▶ **Stated problem**: Locate the word "icon" in the material, then show every line that holds it.

■ ■ ■ ■ ■

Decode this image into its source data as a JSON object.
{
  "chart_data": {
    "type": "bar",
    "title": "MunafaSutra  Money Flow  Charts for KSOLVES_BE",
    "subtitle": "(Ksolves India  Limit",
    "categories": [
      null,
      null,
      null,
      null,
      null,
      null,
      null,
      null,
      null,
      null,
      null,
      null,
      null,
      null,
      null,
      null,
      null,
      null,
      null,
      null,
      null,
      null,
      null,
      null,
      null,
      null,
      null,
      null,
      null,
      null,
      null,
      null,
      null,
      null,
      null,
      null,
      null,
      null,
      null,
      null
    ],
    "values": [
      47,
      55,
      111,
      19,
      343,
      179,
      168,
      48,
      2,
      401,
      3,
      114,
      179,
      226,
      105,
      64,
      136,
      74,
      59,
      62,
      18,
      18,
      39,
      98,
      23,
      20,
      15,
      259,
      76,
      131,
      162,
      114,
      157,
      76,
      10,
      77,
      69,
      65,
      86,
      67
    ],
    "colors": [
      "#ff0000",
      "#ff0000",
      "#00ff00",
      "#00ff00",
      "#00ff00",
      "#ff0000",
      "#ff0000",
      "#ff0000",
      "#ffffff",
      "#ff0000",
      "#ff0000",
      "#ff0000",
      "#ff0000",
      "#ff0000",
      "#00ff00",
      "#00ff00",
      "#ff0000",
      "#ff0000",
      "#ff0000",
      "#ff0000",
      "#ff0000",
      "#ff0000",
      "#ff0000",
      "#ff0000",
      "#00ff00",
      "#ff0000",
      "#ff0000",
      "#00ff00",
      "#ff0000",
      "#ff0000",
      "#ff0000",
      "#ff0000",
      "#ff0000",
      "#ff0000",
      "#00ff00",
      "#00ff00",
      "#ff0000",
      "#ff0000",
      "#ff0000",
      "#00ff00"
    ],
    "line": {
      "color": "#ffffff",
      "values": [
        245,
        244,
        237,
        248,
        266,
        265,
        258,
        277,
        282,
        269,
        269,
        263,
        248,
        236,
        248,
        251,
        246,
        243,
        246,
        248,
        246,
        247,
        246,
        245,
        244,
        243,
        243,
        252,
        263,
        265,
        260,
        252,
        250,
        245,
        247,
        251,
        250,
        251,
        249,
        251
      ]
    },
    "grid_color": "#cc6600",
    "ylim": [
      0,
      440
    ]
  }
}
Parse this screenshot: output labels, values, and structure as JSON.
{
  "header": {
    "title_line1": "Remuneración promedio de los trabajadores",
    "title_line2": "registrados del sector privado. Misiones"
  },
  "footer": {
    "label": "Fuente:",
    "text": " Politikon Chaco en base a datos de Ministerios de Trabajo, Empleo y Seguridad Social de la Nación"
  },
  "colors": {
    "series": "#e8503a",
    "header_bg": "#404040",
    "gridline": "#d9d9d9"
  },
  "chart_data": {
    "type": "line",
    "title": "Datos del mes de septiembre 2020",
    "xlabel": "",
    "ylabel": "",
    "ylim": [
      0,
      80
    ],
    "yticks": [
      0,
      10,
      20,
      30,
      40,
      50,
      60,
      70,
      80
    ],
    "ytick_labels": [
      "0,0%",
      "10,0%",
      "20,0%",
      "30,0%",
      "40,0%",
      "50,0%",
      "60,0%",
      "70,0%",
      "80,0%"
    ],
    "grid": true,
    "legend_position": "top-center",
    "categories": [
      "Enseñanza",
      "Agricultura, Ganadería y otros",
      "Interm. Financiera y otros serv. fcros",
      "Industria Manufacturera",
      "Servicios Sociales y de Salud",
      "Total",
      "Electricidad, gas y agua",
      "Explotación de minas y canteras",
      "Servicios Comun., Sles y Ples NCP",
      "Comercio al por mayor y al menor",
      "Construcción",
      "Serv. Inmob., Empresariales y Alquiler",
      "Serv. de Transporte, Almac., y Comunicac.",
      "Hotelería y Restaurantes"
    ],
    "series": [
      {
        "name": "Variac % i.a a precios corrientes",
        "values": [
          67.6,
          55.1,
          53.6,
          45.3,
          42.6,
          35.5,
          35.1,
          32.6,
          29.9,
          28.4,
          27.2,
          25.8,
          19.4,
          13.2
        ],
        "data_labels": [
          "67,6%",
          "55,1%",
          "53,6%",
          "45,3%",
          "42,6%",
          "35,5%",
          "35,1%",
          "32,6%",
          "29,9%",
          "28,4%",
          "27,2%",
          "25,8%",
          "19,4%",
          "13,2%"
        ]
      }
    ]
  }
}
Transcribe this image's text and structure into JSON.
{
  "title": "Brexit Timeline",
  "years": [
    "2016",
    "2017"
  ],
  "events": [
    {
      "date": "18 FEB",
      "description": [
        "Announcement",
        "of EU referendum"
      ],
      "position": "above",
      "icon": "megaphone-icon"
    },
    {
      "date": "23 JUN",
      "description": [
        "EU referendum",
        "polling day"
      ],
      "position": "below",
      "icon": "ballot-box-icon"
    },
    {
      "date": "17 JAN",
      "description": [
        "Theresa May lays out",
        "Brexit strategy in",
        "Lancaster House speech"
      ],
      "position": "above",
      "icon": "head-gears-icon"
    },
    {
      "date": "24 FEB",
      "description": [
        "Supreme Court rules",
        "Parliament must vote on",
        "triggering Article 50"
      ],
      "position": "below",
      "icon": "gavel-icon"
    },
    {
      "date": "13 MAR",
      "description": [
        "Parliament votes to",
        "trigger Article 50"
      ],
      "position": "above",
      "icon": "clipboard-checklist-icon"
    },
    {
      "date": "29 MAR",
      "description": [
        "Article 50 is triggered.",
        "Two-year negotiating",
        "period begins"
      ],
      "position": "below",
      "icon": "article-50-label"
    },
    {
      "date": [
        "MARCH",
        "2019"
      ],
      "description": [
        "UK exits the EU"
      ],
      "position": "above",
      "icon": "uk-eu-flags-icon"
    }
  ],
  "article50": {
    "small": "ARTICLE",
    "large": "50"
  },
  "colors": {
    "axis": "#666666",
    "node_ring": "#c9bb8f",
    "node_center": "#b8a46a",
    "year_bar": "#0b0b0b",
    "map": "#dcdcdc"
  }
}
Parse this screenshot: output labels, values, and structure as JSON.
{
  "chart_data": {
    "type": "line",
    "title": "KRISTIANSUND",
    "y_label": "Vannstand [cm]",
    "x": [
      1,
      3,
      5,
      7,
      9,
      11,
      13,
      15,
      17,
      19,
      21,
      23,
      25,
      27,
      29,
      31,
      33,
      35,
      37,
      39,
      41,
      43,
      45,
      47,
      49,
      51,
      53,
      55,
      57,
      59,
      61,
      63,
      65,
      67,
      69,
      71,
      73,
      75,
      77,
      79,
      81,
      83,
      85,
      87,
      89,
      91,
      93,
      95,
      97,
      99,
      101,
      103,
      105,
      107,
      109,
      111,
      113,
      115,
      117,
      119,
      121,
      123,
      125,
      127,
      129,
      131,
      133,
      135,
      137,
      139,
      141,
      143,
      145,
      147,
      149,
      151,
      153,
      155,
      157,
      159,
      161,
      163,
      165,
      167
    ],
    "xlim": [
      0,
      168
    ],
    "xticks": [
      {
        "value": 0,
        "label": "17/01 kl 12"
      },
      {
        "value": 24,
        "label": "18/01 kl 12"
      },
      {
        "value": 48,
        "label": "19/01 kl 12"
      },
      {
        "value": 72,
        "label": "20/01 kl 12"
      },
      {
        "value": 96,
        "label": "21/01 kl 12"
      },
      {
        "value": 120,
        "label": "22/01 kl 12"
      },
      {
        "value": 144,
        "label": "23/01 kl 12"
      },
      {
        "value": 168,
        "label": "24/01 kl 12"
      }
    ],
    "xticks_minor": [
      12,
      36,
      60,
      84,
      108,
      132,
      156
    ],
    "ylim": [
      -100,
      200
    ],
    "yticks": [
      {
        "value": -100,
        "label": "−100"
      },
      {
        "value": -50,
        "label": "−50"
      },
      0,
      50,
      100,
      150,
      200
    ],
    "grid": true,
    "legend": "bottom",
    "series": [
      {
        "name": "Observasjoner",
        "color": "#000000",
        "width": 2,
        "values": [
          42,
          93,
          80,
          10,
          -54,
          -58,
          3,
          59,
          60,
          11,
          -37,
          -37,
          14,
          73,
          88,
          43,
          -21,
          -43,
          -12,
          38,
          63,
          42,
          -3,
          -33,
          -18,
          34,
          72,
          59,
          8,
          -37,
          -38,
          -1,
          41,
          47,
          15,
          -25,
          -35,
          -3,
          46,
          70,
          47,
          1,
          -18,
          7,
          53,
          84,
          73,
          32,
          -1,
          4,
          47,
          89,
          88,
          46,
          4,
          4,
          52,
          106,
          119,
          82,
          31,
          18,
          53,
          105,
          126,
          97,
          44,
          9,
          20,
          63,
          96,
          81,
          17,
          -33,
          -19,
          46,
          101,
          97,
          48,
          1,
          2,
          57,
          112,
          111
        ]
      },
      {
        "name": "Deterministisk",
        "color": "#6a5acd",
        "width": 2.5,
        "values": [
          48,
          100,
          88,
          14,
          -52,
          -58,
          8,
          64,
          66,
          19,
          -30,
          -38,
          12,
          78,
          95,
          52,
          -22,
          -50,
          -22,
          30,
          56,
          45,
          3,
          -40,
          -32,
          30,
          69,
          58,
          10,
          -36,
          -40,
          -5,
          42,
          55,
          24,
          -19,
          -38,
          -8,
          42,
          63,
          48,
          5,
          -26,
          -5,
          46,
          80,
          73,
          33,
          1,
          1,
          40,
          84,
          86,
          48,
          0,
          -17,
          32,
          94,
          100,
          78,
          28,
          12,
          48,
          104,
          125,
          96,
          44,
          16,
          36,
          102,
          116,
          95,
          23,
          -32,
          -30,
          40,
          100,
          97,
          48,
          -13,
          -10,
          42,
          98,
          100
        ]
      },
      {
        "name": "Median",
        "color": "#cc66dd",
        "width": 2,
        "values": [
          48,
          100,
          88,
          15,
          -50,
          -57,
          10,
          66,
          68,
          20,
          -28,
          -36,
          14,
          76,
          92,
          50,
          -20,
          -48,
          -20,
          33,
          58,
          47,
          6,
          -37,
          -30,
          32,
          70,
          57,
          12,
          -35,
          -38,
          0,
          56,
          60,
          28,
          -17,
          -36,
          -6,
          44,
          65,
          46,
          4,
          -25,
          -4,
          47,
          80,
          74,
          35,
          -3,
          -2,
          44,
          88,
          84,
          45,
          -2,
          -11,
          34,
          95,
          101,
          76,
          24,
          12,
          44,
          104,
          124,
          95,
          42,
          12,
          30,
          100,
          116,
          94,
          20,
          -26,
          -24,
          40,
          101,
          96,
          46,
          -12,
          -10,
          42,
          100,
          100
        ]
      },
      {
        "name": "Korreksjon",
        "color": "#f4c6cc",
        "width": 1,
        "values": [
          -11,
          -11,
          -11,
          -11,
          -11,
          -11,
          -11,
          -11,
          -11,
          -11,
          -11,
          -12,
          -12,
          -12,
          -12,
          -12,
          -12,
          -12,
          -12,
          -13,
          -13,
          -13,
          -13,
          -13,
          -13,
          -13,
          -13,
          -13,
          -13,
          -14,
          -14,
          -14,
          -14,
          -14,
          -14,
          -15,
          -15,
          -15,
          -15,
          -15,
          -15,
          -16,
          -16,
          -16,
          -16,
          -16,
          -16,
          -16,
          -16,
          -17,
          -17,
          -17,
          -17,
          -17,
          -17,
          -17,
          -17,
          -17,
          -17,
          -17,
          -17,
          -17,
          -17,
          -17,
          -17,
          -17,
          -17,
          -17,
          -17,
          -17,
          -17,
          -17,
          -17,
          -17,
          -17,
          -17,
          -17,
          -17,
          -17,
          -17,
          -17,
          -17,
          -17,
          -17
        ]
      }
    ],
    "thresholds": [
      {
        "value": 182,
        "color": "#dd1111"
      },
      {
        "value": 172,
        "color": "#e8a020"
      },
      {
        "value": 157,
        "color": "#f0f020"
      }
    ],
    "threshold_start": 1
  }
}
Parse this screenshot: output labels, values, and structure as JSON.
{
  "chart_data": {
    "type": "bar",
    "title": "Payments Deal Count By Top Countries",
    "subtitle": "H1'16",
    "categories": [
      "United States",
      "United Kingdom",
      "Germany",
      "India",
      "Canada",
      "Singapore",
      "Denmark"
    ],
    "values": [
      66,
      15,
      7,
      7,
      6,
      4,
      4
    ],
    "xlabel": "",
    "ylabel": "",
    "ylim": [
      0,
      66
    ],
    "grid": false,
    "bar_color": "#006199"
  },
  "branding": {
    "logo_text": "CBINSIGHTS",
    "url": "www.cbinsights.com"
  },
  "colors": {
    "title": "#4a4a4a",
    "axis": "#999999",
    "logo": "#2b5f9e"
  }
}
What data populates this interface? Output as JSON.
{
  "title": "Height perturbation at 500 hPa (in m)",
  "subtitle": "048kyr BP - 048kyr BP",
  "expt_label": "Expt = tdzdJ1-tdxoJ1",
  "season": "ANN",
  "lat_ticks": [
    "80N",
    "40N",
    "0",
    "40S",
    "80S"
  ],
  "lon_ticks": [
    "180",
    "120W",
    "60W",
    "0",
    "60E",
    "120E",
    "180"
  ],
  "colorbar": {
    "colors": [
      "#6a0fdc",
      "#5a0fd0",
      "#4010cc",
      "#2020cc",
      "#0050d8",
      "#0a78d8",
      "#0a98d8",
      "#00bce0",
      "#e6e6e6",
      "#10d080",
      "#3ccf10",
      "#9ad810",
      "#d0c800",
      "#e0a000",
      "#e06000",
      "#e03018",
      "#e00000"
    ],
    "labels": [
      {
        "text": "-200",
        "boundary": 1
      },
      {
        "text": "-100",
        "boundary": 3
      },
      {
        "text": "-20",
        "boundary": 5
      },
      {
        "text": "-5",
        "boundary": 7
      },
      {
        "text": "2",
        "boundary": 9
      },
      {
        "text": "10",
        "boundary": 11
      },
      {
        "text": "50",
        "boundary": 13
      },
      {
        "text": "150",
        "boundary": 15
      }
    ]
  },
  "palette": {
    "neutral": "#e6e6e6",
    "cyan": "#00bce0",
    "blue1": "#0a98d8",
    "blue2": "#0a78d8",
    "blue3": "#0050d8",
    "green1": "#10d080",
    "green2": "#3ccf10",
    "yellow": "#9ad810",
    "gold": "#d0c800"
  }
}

■ ■ ■ ■ ■

▶ **Final answer**:
      "icon": "megaphone-icon"
      "icon": "ballot-box-icon"
      "icon": "head-gears-icon"
      "icon": "gavel-icon"
      "icon": "clipboard-checklist-icon"
      "icon": "article-50-label"
      "icon": "uk-eu-flags-icon"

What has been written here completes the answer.